Search the records that follow and extract every line containing the string "trade".

Records about charts and figures:
┄┄┄┄┄┄┄┄┄┄┄┄┄┄┄┄┄┄┄┄

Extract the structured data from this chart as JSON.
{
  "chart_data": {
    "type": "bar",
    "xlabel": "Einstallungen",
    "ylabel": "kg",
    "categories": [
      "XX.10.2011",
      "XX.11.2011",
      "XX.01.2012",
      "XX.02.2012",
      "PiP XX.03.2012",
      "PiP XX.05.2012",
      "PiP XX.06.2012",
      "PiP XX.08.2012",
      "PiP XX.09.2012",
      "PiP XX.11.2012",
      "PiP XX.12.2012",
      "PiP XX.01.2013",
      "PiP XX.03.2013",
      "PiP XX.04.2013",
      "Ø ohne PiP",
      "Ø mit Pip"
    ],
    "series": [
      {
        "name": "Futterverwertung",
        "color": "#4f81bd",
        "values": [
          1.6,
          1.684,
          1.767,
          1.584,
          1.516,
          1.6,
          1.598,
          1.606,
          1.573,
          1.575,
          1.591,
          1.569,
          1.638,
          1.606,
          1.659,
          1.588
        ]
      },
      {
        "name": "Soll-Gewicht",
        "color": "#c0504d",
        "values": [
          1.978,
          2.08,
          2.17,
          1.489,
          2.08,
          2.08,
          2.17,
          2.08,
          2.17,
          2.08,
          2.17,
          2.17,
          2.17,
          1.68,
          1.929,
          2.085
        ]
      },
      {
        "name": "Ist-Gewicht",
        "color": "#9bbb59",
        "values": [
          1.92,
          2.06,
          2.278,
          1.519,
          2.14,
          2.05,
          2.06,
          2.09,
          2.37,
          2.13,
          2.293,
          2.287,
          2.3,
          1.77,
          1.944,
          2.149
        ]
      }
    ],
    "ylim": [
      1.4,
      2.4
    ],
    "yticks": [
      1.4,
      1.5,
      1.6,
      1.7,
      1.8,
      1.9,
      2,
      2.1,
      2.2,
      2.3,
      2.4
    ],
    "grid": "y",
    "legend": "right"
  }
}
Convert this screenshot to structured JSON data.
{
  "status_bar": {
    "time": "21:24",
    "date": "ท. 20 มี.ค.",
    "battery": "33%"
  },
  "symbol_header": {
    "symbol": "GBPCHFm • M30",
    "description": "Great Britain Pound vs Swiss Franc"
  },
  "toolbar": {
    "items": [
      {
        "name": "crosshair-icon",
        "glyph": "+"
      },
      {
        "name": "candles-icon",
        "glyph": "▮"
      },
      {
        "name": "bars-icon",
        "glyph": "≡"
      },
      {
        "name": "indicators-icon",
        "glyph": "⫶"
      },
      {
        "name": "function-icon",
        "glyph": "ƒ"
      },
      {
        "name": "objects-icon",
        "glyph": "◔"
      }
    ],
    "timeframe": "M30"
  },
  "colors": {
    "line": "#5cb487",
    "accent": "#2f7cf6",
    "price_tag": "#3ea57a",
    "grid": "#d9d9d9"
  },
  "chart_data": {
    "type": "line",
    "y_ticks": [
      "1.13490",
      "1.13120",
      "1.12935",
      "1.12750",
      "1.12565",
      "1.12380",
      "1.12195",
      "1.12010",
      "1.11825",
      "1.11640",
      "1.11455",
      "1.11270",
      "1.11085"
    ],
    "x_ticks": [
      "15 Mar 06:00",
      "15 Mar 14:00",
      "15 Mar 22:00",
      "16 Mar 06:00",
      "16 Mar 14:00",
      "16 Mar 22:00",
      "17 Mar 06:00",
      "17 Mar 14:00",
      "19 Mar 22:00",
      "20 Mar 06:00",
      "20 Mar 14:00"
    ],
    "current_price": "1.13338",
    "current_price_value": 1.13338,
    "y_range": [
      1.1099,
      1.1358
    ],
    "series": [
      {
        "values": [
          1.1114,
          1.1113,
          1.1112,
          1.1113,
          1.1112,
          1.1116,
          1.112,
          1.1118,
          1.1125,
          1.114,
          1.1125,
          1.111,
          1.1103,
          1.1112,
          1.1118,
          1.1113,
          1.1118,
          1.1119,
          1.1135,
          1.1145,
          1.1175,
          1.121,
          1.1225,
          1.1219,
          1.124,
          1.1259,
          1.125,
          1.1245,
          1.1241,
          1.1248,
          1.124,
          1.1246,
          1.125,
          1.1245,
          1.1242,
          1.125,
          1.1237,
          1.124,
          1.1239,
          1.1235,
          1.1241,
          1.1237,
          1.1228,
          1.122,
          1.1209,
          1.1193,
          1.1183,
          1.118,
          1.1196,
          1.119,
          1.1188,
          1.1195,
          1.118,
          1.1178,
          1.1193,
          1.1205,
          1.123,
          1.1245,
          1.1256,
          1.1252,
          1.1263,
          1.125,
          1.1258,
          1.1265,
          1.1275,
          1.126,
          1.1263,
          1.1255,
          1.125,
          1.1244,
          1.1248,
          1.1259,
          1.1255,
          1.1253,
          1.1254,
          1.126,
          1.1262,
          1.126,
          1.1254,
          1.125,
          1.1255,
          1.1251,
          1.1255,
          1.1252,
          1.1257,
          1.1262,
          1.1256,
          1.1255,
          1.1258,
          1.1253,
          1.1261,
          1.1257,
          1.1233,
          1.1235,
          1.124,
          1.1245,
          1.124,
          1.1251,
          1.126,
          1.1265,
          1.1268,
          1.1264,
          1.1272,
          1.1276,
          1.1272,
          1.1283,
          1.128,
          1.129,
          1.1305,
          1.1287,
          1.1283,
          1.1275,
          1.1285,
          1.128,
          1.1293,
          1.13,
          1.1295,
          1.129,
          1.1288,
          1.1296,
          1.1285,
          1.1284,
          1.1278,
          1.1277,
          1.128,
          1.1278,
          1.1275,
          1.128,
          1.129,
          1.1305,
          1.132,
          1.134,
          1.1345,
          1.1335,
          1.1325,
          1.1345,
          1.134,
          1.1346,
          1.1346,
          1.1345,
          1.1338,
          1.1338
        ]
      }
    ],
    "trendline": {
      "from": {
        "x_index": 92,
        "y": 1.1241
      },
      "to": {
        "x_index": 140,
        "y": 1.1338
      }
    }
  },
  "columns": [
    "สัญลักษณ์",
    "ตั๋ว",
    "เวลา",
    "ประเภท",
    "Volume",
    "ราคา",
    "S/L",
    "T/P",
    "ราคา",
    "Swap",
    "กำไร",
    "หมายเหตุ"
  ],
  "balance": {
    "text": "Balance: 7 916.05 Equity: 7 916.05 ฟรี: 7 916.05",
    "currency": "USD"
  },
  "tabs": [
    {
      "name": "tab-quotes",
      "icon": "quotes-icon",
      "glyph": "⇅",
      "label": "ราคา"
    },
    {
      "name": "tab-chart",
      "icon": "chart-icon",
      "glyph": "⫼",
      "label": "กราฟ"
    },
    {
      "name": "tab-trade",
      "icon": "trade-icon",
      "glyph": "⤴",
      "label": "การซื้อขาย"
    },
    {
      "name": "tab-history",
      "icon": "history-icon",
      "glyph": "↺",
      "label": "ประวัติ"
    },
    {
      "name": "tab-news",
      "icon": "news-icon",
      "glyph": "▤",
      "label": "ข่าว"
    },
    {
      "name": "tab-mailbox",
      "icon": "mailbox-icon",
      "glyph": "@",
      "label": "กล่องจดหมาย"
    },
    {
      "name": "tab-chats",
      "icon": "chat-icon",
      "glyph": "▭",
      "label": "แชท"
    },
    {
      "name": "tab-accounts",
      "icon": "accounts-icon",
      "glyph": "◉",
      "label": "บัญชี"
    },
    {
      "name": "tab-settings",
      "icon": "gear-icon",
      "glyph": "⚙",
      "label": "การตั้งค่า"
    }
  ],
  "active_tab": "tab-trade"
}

┄┄┄┄┄┄┄┄┄┄┄┄┄┄┄┄┄┄┄┄

RESPONSE:
      "name": "tab-trade",
      "icon": "trade-icon",
  "active_tab": "tab-trade"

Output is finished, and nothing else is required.